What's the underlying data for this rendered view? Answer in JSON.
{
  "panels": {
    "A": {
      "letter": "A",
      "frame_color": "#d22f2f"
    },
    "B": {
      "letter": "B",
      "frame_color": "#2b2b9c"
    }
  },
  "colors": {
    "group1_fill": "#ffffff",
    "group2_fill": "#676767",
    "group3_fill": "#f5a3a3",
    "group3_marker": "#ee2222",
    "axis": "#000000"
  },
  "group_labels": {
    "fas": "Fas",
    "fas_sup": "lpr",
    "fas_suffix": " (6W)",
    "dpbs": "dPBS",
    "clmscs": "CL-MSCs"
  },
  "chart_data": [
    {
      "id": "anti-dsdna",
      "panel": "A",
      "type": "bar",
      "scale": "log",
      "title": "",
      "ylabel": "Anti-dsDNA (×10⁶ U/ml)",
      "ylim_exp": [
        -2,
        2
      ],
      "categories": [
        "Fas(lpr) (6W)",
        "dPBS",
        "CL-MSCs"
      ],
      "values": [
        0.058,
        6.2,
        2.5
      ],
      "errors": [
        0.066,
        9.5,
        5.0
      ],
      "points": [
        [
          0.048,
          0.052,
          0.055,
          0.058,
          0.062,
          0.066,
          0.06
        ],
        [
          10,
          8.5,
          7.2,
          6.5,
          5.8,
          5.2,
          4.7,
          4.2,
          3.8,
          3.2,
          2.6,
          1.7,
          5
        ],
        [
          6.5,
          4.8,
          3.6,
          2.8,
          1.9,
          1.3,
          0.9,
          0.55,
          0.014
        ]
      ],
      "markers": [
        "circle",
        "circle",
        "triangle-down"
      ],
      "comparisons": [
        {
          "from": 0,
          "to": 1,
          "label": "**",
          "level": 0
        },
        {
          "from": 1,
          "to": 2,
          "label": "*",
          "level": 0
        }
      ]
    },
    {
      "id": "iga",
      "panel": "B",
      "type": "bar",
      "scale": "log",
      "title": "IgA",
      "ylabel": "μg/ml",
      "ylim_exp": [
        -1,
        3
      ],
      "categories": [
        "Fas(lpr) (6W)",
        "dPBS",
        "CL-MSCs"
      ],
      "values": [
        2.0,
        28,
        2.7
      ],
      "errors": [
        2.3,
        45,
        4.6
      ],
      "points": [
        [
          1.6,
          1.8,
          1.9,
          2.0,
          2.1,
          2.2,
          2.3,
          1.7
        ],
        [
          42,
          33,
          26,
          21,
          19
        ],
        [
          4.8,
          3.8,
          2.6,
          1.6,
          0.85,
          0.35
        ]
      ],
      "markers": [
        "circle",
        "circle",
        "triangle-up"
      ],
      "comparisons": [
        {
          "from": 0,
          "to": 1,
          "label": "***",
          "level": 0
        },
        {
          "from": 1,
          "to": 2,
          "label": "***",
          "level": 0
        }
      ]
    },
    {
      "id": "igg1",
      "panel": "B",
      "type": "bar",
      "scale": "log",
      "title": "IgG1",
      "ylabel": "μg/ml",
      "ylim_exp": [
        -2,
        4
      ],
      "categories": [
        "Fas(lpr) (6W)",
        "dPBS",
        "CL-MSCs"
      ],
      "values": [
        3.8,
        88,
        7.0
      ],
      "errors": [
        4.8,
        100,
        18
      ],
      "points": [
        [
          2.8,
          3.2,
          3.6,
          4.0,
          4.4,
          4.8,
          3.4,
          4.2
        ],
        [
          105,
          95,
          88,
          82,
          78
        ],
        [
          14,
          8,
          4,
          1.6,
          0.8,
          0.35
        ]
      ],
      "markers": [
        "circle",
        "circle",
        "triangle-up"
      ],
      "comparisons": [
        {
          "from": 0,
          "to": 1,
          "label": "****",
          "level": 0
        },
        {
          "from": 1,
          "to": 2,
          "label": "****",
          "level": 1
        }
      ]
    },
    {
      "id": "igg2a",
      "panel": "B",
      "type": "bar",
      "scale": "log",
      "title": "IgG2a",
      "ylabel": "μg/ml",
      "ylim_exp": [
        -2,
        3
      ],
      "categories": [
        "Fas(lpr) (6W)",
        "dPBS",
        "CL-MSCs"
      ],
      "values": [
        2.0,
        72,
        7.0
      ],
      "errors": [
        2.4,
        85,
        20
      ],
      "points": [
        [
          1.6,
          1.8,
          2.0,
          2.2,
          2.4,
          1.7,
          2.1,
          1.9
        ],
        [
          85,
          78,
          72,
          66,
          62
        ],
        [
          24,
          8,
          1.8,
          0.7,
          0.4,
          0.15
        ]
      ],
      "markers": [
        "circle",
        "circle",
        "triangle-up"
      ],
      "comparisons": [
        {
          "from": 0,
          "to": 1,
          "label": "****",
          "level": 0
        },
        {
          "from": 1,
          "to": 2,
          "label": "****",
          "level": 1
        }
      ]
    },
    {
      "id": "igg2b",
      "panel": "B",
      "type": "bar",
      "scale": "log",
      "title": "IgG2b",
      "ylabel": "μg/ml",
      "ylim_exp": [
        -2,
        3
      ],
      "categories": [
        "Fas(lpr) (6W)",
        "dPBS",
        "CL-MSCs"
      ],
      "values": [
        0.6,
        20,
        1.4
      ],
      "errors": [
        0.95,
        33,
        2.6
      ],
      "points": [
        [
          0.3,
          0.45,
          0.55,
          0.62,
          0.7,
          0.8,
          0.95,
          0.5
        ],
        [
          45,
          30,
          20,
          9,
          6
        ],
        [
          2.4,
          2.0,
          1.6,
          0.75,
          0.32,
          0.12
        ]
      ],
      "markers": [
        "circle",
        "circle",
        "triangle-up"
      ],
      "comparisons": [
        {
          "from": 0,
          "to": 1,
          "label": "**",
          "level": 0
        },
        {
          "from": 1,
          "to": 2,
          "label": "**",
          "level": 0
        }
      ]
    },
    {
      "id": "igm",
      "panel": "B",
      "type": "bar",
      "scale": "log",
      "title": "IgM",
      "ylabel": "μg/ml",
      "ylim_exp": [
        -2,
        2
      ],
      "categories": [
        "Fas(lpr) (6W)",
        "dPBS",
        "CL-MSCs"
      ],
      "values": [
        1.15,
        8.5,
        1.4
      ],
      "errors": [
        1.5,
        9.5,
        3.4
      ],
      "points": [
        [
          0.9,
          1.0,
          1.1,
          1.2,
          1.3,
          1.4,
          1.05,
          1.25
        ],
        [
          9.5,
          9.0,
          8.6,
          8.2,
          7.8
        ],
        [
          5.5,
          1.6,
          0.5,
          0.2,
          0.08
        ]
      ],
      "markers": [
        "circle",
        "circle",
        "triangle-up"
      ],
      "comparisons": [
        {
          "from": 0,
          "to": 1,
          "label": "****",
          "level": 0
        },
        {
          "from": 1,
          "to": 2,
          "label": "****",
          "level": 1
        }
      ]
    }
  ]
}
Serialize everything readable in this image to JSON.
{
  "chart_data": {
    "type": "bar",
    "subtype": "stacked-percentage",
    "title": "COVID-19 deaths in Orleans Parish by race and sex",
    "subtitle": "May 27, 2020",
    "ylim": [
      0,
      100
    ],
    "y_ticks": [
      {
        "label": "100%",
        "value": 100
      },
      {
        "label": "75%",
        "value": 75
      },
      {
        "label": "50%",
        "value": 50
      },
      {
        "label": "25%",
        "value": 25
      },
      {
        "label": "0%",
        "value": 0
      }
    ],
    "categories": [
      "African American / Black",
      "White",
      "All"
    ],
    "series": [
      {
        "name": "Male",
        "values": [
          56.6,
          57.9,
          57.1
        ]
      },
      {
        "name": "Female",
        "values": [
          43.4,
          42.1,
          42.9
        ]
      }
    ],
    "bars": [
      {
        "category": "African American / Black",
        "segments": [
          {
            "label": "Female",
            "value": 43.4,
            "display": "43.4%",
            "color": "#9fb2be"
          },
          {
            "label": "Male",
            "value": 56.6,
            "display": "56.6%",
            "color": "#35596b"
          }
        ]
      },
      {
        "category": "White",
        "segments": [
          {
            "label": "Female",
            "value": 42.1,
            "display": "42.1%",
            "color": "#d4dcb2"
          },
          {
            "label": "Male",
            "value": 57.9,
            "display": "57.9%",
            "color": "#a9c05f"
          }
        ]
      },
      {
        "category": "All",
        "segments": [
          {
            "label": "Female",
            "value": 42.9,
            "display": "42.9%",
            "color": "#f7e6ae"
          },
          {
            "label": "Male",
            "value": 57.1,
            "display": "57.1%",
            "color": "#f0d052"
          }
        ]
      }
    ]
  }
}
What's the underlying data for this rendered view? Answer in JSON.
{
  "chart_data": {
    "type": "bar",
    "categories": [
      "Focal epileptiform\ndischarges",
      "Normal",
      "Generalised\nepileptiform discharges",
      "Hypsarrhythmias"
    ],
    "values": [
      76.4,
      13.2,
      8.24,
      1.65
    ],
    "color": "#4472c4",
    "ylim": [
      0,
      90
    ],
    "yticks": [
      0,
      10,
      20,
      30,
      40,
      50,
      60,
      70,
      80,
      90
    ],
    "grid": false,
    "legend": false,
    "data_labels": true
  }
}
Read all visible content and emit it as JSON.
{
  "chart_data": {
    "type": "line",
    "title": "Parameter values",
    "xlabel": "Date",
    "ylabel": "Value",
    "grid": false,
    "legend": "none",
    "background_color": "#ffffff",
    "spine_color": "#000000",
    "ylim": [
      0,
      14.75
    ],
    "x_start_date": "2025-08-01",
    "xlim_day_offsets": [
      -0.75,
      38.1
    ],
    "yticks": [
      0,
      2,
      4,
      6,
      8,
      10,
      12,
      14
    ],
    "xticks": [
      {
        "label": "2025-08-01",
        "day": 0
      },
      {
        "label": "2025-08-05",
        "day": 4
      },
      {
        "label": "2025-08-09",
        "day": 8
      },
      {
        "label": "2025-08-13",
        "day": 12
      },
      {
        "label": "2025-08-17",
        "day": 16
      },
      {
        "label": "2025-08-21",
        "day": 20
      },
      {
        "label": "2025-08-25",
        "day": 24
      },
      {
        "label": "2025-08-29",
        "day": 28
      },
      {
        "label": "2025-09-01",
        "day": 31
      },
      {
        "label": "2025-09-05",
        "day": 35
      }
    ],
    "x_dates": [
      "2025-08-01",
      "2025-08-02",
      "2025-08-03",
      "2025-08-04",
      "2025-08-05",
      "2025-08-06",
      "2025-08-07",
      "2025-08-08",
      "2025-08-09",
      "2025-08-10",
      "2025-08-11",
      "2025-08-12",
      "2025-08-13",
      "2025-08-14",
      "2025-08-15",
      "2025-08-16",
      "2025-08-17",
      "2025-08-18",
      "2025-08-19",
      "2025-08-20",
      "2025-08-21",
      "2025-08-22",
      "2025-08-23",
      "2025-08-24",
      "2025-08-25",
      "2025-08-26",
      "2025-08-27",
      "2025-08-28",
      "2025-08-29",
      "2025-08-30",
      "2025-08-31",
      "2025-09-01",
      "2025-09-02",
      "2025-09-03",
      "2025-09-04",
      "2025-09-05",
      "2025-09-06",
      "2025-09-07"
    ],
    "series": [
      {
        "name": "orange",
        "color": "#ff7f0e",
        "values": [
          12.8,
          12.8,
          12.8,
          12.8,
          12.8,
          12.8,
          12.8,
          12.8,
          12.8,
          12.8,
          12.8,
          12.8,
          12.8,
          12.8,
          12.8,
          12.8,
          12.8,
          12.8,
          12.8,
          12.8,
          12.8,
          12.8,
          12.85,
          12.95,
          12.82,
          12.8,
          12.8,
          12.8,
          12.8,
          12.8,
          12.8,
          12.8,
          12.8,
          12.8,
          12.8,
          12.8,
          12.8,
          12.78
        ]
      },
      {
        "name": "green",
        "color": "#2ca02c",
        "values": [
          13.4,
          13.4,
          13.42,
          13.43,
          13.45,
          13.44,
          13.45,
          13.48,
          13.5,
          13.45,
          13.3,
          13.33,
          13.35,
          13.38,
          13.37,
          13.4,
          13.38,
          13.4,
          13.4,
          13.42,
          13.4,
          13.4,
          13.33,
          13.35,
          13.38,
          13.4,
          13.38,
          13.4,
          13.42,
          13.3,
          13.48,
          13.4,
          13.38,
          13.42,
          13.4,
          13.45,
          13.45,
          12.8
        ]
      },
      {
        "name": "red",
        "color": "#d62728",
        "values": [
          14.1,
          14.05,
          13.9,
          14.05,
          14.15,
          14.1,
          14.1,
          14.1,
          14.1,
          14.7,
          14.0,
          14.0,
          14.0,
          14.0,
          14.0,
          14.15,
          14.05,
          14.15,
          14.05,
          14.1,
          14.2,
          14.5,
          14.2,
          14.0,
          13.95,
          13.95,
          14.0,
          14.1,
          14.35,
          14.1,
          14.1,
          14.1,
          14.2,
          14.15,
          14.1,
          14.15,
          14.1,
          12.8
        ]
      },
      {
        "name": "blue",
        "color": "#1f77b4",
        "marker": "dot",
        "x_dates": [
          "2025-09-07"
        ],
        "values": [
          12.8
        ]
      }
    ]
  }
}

-=-=-

_WRITTEN TASK_. Read the entries above, then pull out the lines that include "category".

_TASK SOLUTION_.
        "category": "African American / Black",
        "category": "White",
        "category": "All",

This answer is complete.